● **Treść zadania**
Policz, w ilu wierszach poniższego wykazu występuje ciąg „finishing”, przy czym wielkość liter ma znaczenie. Podaj wyłącznie liczbę.
§ §
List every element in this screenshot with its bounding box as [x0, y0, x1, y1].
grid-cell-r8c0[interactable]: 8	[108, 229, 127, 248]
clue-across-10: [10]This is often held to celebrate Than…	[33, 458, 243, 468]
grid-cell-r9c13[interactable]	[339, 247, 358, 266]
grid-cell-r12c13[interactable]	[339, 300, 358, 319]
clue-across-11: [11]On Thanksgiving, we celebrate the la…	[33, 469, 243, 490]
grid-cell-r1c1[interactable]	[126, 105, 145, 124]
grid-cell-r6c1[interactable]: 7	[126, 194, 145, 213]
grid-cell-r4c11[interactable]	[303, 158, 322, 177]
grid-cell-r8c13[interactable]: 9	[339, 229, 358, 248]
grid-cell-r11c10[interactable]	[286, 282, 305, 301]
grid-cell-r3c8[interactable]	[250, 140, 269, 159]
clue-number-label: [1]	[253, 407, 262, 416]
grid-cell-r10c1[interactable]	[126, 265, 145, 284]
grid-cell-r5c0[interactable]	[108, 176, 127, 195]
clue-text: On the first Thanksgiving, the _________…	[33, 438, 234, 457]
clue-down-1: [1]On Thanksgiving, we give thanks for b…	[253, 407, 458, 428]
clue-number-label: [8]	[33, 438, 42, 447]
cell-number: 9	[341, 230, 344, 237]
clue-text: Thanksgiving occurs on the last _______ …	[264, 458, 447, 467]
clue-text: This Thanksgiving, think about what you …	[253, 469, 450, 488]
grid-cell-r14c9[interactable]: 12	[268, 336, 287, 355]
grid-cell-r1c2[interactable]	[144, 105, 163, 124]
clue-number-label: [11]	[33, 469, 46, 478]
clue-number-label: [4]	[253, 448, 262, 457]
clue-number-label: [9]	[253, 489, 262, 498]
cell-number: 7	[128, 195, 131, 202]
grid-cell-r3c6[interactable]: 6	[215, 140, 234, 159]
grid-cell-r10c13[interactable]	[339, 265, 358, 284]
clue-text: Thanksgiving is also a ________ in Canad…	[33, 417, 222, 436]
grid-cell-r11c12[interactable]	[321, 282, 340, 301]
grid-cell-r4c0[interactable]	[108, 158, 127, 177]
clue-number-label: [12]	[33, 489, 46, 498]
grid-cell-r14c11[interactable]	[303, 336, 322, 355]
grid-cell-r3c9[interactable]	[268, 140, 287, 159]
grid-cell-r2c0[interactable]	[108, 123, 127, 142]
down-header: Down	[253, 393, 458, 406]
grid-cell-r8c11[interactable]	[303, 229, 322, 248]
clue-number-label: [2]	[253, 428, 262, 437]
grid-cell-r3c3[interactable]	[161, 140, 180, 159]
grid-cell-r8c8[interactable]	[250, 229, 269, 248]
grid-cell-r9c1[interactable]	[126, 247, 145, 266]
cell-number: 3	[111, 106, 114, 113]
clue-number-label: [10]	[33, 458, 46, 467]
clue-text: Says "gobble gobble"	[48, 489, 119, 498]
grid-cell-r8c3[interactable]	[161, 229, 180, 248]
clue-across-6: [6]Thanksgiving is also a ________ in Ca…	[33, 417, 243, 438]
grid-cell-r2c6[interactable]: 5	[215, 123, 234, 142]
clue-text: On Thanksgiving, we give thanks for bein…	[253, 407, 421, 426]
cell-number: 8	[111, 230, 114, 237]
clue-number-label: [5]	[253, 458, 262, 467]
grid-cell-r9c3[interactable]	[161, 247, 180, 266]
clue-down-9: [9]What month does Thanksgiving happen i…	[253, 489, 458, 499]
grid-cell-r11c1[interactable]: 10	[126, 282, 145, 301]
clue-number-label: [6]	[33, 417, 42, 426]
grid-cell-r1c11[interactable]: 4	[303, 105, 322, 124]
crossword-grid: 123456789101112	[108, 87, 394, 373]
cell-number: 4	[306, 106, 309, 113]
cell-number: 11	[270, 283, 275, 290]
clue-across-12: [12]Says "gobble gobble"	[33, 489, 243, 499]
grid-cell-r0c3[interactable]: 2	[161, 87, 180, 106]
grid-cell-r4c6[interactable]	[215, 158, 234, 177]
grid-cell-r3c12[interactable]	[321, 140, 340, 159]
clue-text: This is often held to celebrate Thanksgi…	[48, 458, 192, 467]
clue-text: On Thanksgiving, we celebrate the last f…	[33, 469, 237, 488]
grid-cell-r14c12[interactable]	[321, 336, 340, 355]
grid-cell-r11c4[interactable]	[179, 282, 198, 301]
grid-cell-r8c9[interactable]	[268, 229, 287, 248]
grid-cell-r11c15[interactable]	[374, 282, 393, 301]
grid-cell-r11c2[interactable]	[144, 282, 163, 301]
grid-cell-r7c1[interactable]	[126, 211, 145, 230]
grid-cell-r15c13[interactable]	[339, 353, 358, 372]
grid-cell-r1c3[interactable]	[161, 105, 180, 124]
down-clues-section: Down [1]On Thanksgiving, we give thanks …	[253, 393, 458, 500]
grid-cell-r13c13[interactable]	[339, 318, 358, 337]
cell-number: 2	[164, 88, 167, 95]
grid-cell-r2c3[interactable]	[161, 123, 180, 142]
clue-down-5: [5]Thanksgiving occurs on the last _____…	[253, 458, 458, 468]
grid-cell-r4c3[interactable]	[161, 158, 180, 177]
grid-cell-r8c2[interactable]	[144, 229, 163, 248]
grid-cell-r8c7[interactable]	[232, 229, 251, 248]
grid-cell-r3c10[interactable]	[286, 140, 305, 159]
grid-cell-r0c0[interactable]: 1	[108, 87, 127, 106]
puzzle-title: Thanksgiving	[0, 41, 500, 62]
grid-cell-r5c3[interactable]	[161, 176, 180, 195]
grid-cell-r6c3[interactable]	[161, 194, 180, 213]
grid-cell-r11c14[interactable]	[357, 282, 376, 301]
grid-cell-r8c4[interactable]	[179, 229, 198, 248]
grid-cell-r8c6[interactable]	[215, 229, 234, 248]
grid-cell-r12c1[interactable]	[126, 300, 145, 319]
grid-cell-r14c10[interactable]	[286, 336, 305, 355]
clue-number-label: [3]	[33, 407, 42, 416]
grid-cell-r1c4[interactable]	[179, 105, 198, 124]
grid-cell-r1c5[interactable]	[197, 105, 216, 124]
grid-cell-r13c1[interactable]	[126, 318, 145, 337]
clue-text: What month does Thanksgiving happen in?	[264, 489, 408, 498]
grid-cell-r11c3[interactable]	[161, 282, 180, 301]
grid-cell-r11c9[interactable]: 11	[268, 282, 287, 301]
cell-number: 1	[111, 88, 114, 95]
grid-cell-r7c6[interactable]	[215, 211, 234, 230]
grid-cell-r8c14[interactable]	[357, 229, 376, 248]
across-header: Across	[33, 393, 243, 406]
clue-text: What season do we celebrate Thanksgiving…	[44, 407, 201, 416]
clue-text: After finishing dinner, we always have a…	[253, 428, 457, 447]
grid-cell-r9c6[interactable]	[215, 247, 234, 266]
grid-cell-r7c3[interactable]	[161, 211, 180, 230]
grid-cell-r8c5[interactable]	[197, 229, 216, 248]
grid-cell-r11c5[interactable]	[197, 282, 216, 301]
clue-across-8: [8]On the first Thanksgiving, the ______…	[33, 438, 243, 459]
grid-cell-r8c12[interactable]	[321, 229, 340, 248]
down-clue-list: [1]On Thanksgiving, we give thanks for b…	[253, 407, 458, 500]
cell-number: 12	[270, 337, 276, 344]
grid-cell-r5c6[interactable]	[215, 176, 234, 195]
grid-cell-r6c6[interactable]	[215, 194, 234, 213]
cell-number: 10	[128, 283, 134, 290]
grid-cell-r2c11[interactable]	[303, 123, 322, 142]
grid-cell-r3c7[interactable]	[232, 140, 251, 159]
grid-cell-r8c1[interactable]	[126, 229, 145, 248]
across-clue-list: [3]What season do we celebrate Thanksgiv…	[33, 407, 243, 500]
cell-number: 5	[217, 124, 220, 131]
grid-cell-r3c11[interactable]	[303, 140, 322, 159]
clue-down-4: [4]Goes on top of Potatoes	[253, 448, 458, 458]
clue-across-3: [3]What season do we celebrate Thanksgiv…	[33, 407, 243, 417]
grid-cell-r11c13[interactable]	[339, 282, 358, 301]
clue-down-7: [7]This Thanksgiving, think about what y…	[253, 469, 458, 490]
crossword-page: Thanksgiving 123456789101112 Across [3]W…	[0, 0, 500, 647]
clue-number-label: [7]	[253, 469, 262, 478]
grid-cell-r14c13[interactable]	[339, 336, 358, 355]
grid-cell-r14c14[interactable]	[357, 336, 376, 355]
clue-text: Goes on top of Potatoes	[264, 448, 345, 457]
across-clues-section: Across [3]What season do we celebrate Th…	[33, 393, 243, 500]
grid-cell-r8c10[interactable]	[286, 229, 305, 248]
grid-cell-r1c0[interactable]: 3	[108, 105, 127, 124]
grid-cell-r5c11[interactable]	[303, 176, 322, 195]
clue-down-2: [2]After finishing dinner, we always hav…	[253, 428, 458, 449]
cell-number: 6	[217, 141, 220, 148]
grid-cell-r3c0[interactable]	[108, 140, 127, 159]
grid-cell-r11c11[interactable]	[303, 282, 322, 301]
§ §
● **Rozwiązanie zadania**
2